Records from a data source:
────

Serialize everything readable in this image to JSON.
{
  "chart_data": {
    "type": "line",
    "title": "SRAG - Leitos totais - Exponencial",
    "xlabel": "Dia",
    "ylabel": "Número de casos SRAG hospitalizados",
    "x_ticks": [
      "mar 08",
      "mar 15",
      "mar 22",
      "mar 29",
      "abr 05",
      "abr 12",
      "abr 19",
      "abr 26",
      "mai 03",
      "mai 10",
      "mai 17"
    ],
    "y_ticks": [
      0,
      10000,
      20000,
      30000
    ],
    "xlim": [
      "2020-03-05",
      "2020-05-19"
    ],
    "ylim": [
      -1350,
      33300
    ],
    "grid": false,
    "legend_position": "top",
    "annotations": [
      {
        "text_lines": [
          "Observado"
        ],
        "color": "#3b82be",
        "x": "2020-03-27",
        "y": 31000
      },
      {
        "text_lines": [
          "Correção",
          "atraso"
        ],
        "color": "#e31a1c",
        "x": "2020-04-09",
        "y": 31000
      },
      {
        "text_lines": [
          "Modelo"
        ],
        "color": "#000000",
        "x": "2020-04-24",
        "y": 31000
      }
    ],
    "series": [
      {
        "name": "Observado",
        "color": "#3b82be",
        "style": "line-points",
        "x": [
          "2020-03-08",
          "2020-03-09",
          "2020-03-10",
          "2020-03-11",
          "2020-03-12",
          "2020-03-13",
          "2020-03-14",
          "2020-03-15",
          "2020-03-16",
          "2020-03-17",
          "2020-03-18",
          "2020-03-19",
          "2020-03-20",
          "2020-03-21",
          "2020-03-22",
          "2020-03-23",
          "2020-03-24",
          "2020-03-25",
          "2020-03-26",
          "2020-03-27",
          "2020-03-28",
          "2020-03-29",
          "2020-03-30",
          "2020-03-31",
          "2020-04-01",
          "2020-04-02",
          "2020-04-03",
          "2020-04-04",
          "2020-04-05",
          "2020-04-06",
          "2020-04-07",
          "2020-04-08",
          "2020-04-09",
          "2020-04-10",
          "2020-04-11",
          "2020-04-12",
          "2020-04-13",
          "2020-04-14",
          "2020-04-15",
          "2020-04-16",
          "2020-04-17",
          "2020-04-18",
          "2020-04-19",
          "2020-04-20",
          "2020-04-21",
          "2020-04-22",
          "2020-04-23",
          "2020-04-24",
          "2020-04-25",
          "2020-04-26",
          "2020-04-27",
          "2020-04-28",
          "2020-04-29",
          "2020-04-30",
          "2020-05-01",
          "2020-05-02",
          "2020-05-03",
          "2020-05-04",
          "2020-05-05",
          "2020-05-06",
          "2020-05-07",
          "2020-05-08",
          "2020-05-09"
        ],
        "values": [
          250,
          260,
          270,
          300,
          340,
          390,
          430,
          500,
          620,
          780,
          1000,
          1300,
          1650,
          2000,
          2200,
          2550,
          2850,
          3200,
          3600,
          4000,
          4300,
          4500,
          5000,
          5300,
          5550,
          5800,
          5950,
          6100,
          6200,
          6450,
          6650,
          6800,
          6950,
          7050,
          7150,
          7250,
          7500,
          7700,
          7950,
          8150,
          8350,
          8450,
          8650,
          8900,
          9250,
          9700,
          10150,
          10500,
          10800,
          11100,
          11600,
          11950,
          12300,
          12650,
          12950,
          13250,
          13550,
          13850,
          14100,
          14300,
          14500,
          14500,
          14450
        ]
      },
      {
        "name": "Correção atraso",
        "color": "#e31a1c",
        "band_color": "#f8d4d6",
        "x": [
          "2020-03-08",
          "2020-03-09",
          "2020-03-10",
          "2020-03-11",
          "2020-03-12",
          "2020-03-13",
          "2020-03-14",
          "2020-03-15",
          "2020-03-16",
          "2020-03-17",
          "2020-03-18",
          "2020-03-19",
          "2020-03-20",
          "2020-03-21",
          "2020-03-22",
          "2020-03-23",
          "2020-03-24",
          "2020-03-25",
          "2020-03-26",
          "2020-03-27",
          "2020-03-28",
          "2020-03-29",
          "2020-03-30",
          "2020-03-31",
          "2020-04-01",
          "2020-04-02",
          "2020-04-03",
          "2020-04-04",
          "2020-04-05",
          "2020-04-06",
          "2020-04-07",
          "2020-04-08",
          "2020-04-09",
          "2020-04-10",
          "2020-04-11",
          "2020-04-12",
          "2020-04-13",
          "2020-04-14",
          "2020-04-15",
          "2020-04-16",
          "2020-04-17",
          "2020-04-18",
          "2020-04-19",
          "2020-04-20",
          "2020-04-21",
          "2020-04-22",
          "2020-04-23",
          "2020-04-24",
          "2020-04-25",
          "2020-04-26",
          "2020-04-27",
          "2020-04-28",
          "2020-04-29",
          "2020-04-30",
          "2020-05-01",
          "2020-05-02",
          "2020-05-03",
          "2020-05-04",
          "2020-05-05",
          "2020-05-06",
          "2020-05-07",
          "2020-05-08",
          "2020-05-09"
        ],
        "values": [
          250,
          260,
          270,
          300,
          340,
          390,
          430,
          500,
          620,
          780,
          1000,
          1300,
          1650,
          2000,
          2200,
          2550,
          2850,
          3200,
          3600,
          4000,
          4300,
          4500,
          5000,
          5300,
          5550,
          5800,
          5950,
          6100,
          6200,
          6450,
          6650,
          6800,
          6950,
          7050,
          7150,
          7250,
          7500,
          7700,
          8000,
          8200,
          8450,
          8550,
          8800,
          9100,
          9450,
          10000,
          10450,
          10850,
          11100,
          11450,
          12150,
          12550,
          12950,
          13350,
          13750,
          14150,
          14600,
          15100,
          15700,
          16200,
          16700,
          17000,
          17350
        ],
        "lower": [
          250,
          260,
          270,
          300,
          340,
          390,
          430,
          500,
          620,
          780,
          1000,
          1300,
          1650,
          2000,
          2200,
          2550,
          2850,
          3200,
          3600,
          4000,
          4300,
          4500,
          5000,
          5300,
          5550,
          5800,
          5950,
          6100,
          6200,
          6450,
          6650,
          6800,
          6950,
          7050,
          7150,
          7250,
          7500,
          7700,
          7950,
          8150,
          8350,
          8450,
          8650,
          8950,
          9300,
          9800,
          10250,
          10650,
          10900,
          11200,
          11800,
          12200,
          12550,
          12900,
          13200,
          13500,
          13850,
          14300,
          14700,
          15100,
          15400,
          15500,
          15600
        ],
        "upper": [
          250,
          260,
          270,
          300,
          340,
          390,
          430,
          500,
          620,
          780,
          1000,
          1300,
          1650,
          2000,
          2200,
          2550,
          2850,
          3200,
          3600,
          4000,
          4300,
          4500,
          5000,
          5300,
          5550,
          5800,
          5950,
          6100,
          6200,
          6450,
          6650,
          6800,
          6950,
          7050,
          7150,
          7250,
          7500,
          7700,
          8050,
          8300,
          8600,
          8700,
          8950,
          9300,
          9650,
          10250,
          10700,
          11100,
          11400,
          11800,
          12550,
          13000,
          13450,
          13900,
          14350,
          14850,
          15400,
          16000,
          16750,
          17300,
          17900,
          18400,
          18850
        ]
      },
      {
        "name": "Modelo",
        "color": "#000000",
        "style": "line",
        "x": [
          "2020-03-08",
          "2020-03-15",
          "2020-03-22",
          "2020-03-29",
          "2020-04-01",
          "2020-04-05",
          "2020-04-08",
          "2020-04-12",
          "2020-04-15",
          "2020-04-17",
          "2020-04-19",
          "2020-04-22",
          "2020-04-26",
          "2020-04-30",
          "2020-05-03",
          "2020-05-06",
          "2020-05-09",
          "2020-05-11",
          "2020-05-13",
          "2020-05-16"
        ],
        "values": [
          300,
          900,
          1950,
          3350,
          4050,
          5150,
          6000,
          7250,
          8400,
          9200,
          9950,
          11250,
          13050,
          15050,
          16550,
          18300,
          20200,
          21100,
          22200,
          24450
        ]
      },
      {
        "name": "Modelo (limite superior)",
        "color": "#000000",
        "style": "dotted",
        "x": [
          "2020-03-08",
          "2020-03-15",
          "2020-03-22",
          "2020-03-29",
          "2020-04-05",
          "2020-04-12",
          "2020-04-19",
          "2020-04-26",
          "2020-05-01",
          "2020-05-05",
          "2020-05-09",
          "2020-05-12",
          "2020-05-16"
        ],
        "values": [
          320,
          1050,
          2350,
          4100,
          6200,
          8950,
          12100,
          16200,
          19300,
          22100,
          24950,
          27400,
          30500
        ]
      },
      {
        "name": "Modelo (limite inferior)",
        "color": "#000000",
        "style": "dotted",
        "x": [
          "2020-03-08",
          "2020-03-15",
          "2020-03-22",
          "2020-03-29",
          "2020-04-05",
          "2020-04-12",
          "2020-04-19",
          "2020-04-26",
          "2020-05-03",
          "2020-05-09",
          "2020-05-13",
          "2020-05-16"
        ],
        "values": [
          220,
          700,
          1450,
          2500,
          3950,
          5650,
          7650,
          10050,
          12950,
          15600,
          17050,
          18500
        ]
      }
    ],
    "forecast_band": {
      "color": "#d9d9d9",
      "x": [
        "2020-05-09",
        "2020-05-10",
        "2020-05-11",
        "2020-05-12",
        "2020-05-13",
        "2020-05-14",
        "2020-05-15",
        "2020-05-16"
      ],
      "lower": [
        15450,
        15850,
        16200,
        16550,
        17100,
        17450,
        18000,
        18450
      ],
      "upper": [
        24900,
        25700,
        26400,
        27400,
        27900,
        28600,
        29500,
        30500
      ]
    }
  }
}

────

- _SHORT EXERCISE_
Only the number is wanted: how many lines of these entries contain the string "style"?

- _CORRECT OUTPUT_
4